Task goal: Pick out all lines in the listing holding the string "color" and copy them.

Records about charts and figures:
────────────────────

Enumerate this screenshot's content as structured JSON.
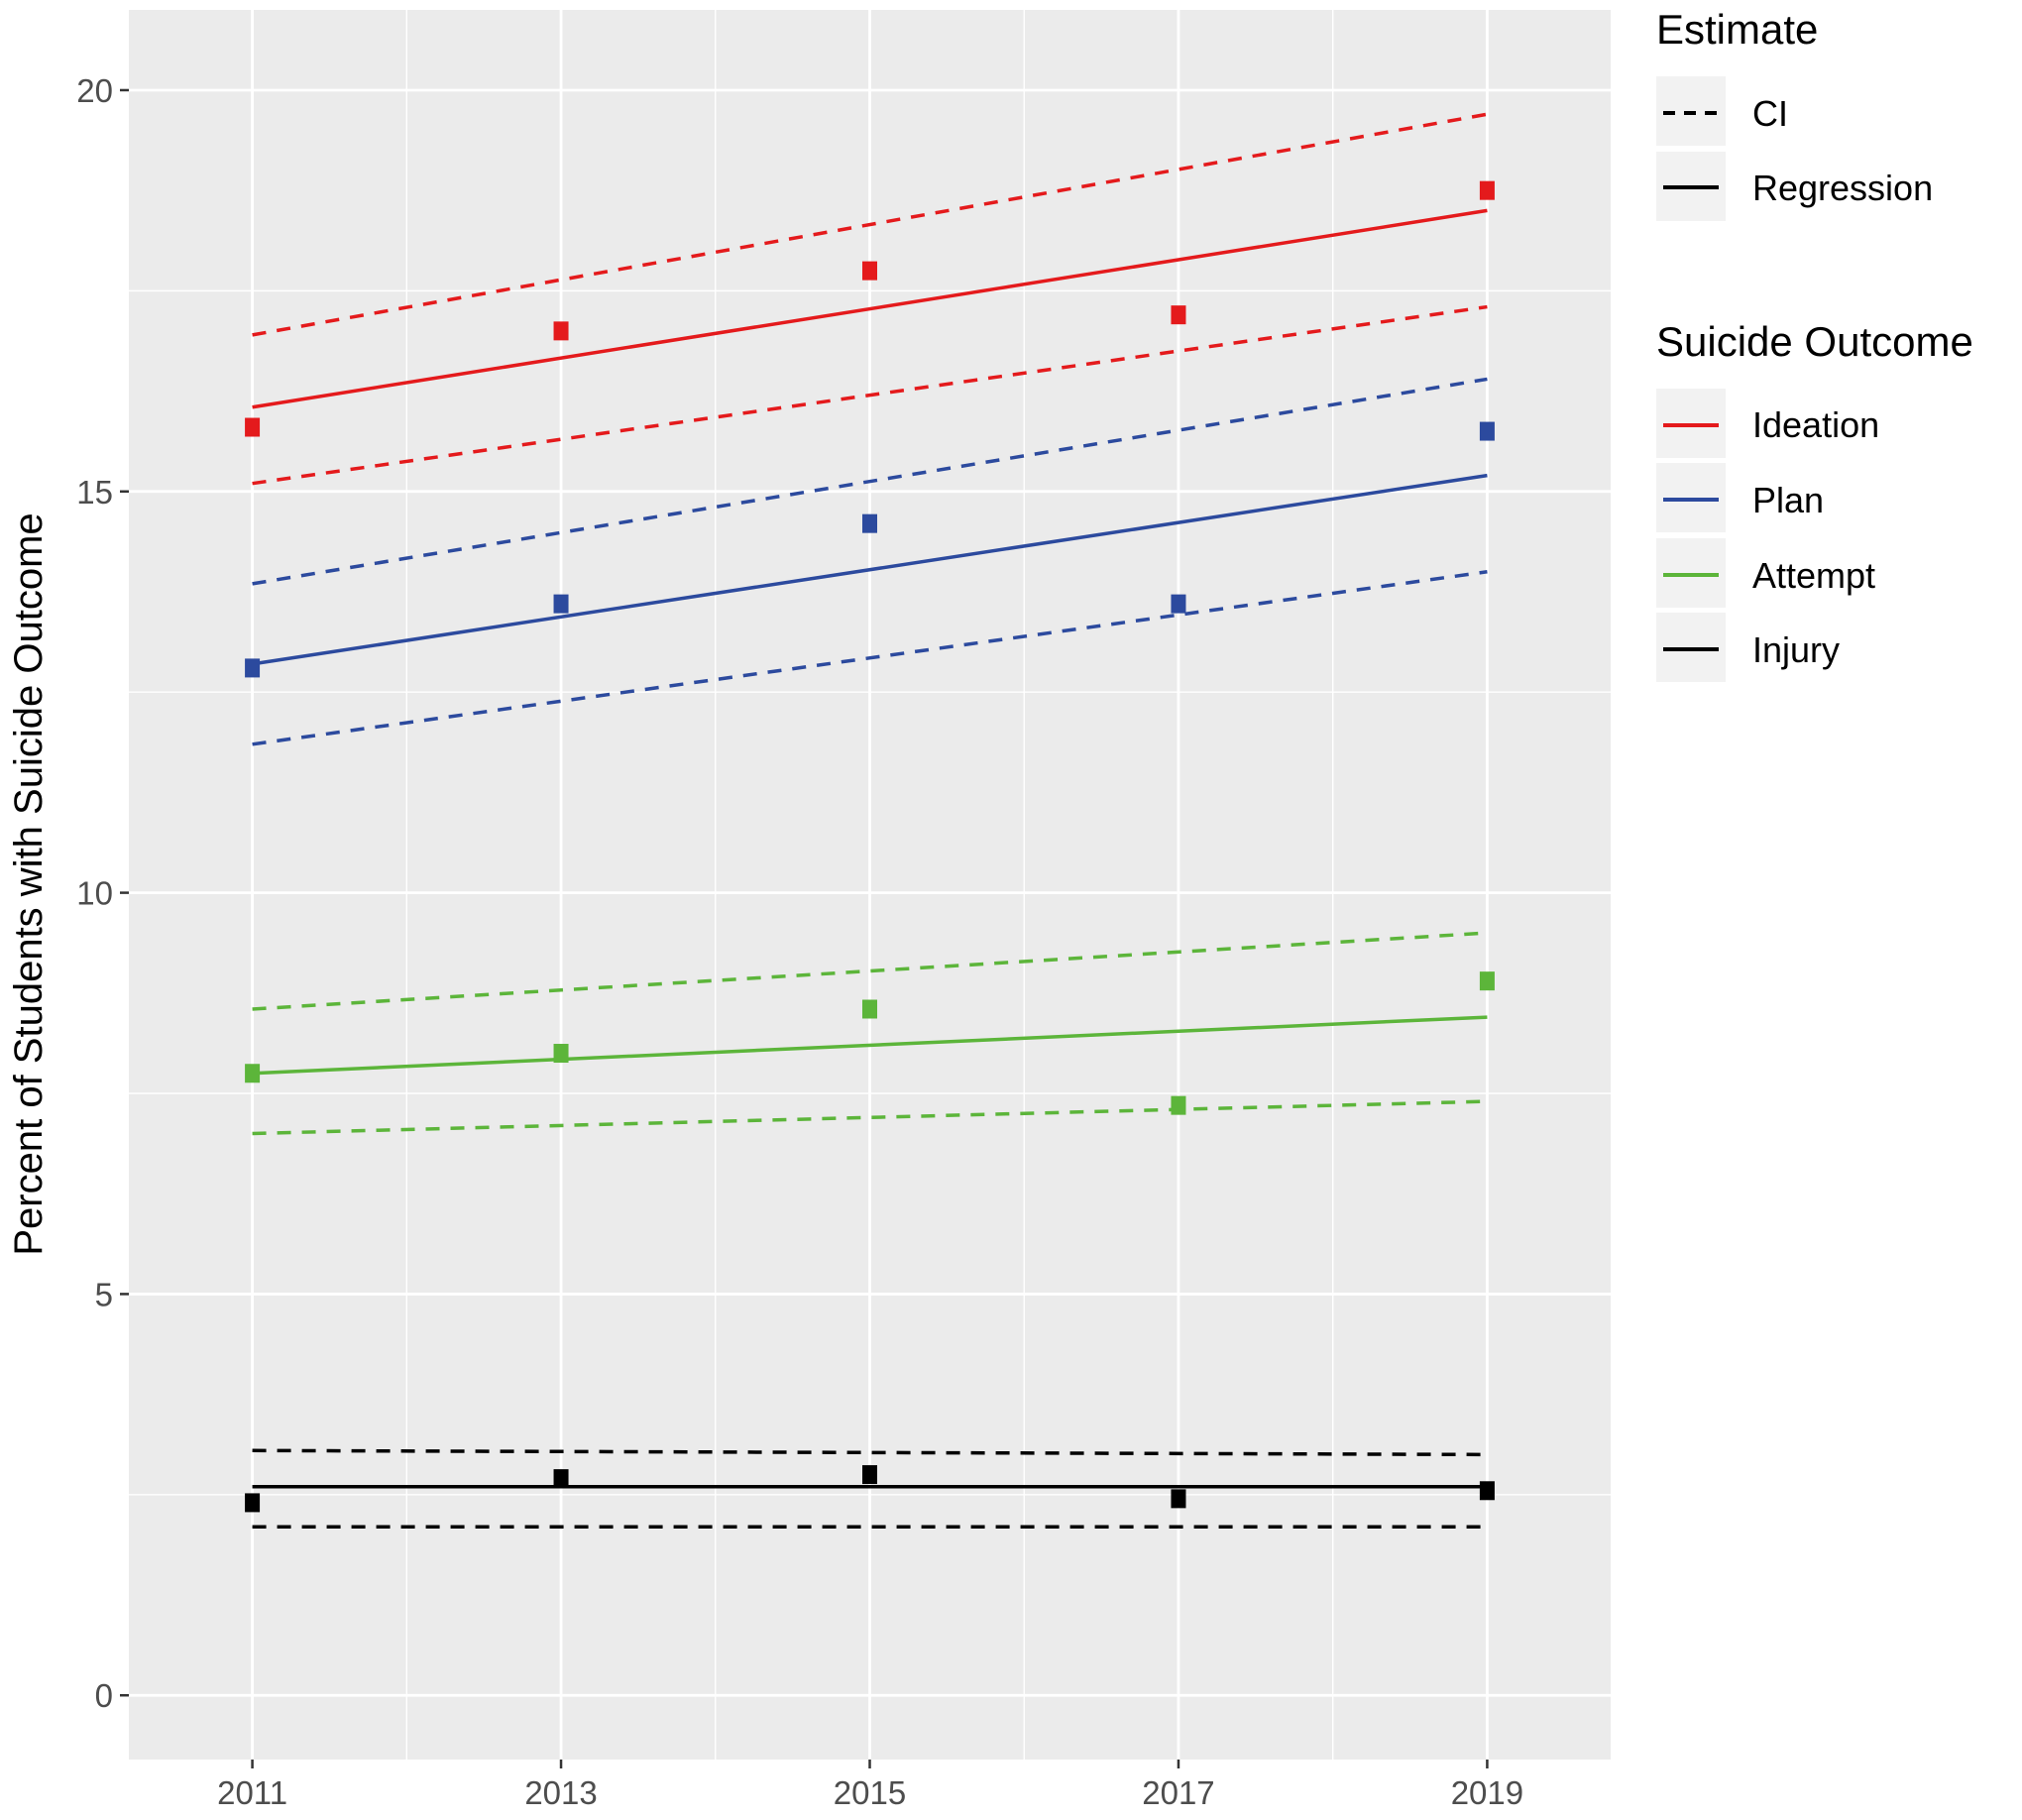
{
  "chart_data": {
    "type": "line",
    "ylabel": "Percent of Students with Suicide Outcome",
    "xlabel": "",
    "x": [
      2011,
      2013,
      2015,
      2017,
      2019
    ],
    "x_tick_labels": [
      "2011",
      "2013",
      "2015",
      "2017",
      "2019"
    ],
    "xlim": [
      2010.2,
      2019.8
    ],
    "y_ticks": [
      0,
      5,
      10,
      15,
      20
    ],
    "y_tick_labels": [
      "0",
      "5",
      "10",
      "15",
      "20"
    ],
    "ylim": [
      -0.8,
      21.0
    ],
    "grid": true,
    "legend_position": "right",
    "legends": [
      {
        "title": "Estimate",
        "entries": [
          {
            "label": "CI",
            "linestyle": "dashed"
          },
          {
            "label": "Regression",
            "linestyle": "solid"
          }
        ]
      },
      {
        "title": "Suicide Outcome",
        "entries": [
          {
            "label": "Ideation",
            "color": "#e41a1c"
          },
          {
            "label": "Plan",
            "color": "#2c4a9e"
          },
          {
            "label": "Attempt",
            "color": "#5cb53a"
          },
          {
            "label": "Injury",
            "color": "#000000"
          }
        ]
      }
    ],
    "series": [
      {
        "name": "Ideation",
        "color": "#e41a1c",
        "points": [
          15.8,
          17.0,
          17.75,
          17.2,
          18.75
        ],
        "regression": [
          16.05,
          18.5
        ],
        "ci_upper": [
          16.95,
          19.7
        ],
        "ci_lower": [
          15.1,
          17.3
        ]
      },
      {
        "name": "Plan",
        "color": "#2c4a9e",
        "points": [
          12.8,
          13.6,
          14.6,
          13.6,
          15.75
        ],
        "regression": [
          12.85,
          15.2
        ],
        "ci_upper": [
          13.85,
          16.4
        ],
        "ci_lower": [
          11.85,
          14.0
        ]
      },
      {
        "name": "Attempt",
        "color": "#5cb53a",
        "points": [
          7.75,
          8.0,
          8.55,
          7.35,
          8.9
        ],
        "regression": [
          7.75,
          8.45
        ],
        "ci_upper": [
          8.55,
          9.5
        ],
        "ci_lower": [
          7.0,
          7.4
        ]
      },
      {
        "name": "Injury",
        "color": "#000000",
        "points": [
          2.4,
          2.7,
          2.75,
          2.45,
          2.55
        ],
        "regression": [
          2.6,
          2.6
        ],
        "ci_upper": [
          3.05,
          3.0
        ],
        "ci_lower": [
          2.1,
          2.1
        ]
      }
    ]
  }
}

────────────────────

Correct result:
            "color": "#e41a1c"
            "color": "#2c4a9e"
            "color": "#5cb53a"
            "color": "#000000"
        "color": "#e41a1c",
        "color": "#2c4a9e",
        "color": "#5cb53a",
        "color": "#000000",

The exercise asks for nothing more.